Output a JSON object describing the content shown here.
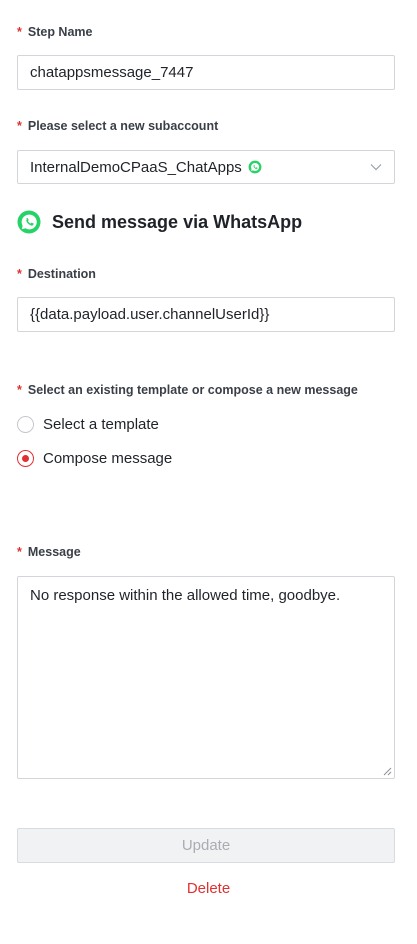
{
  "step_name": {
    "label": "Step Name",
    "required_mark": "*",
    "value": "chatappsmessage_7447"
  },
  "subaccount": {
    "label": "Please select a new subaccount",
    "required_mark": "*",
    "selected": "InternalDemoCPaaS_ChatApps",
    "icon": "whatsapp-icon",
    "dropdown_icon": "chevron-down-icon"
  },
  "section": {
    "title": "Send message via WhatsApp",
    "icon": "whatsapp-icon",
    "icon_color": "#25D366"
  },
  "destination": {
    "label": "Destination",
    "required_mark": "*",
    "value": "{{data.payload.user.channelUserId}}"
  },
  "message_mode": {
    "label": "Select an existing template or compose a new message",
    "required_mark": "*",
    "options": [
      {
        "label": "Select a template",
        "checked": false
      },
      {
        "label": "Compose message",
        "checked": true
      }
    ]
  },
  "message": {
    "label": "Message",
    "required_mark": "*",
    "value": "No response within the allowed time, goodbye."
  },
  "actions": {
    "update_label": "Update",
    "delete_label": "Delete"
  },
  "colors": {
    "accent": "#e03131",
    "whatsapp": "#25D366",
    "border": "#d2d5da",
    "disabled_bg": "#f1f2f4",
    "disabled_text": "#a9adb3"
  }
}
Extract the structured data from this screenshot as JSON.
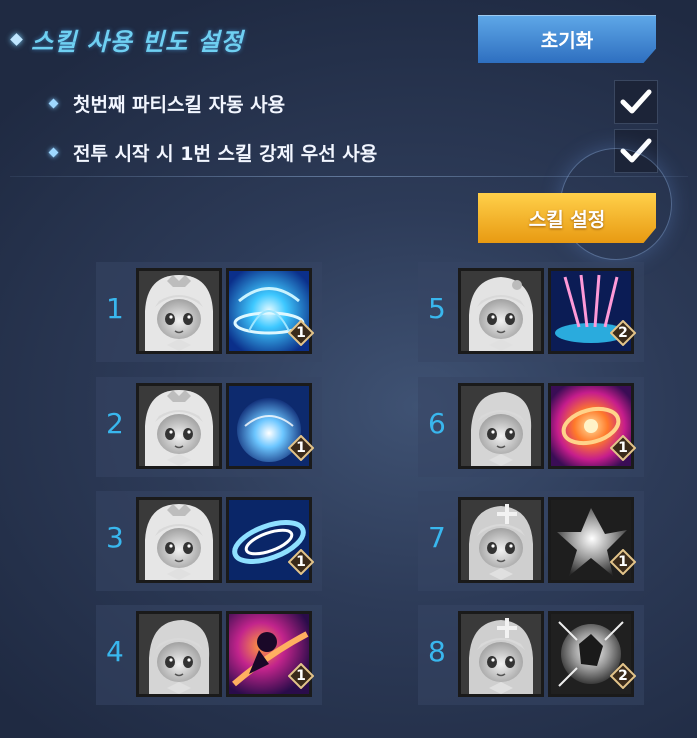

* [Problem statement] Without the pictures, repeat all the records word for word.

* [Correct result]
Output a JSON object describing the content shown here.
{
  "step_name": {
    "label": "Step Name",
    "required_mark": "*",
    "value": "chatappsmessage_7447"
  },
  "subaccount": {
    "label": "Please select a new subaccount",
    "required_mark": "*",
    "selected": "InternalDemoCPaaS_ChatApps",
    "icon": "whatsapp-icon",
    "dropdown_icon": "chevron-down-icon"
  },
  "section": {
    "title": "Send message via WhatsApp",
    "icon": "whatsapp-icon",
    "icon_color": "#25D366"
  },
  "destination": {
    "label": "Destination",
    "required_mark": "*",
    "value": "{{data.payload.user.channelUserId}}"
  },
  "message_mode": {
    "label": "Select an existing template or compose a new message",
    "required_mark": "*",
    "options": [
      {
        "label": "Select a template",
        "checked": false
      },
      {
        "label": "Compose message",
        "checked": true
      }
    ]
  },
  "message": {
    "label": "Message",
    "required_mark": "*",
    "value": "No response within the allowed time, goodbye."
  },
  "actions": {
    "update_label": "Update",
    "delete_label": "Delete"
  },
  "colors": {
    "accent": "#e03131",
    "whatsapp": "#25D366",
    "border": "#d2d5da",
    "disabled_bg": "#f1f2f4",
    "disabled_text": "#a9adb3"
  }
}
Extract the structured data from this screenshot as JSON.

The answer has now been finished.